_EXERCISE PROMPT_
Pull out every line with the word "request".

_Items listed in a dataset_
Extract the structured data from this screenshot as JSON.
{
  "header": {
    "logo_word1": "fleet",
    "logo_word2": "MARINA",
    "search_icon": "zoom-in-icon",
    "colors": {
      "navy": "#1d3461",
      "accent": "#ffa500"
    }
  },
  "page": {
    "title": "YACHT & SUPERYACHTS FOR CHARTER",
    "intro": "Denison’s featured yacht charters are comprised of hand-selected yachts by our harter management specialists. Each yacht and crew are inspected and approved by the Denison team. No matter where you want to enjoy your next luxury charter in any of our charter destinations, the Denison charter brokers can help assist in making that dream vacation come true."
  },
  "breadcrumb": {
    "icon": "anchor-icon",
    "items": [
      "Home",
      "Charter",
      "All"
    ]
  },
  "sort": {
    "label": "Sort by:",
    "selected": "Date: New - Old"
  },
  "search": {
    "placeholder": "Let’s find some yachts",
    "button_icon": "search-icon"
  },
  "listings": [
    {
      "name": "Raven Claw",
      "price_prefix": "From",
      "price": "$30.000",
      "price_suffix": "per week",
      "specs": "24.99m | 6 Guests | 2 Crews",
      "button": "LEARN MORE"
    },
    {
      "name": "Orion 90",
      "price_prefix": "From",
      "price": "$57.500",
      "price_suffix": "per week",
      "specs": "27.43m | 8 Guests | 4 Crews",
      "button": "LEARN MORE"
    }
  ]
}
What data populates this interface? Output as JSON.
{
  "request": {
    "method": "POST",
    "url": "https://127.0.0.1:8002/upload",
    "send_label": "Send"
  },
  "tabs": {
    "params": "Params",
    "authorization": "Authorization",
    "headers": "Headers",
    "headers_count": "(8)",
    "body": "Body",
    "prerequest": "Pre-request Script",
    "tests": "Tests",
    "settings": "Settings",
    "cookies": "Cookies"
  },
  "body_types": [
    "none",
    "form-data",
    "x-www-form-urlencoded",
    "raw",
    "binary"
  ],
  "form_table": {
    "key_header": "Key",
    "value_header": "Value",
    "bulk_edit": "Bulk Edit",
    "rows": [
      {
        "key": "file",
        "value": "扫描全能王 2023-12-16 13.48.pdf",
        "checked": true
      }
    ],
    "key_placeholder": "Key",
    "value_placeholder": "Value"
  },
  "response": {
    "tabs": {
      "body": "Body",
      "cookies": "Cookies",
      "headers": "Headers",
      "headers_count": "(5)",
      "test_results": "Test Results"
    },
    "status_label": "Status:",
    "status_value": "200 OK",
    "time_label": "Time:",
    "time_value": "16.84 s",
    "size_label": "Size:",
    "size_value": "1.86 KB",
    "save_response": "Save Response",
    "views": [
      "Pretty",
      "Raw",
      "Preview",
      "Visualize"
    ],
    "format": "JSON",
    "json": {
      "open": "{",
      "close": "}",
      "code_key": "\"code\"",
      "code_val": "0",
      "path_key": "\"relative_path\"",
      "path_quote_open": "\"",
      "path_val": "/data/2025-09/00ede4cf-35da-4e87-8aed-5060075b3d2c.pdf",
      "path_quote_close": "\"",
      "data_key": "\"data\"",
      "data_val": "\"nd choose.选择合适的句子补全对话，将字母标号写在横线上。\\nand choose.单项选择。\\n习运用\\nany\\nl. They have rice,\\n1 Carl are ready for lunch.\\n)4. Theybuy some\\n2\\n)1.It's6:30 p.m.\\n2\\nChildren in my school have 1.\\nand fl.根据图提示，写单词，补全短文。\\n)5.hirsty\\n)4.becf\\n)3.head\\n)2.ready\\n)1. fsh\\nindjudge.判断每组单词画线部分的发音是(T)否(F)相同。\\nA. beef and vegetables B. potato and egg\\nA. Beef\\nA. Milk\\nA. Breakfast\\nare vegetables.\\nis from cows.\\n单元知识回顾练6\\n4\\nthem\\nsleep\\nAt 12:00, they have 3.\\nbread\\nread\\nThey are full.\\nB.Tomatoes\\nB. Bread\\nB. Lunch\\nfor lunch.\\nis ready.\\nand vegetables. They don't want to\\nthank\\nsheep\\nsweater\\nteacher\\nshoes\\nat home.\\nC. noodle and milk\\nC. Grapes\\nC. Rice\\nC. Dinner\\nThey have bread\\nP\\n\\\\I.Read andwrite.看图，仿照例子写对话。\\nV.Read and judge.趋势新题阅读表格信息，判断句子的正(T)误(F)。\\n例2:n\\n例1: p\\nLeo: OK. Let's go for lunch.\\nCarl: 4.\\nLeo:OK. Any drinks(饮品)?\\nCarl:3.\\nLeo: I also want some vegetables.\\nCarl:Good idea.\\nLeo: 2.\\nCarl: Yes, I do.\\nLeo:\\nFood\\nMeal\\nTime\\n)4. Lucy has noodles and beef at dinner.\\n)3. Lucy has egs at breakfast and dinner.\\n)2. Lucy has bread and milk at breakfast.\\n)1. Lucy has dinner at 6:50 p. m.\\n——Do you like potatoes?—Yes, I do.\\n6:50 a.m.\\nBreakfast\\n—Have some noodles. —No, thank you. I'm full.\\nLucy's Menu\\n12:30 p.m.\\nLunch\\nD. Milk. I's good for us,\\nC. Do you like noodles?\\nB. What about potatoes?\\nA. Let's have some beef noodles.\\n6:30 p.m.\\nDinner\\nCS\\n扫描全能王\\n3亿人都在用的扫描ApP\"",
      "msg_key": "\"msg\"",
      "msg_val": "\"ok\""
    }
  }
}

_RESULT_
  "request": {
    "prerequest": "Pre-request Script",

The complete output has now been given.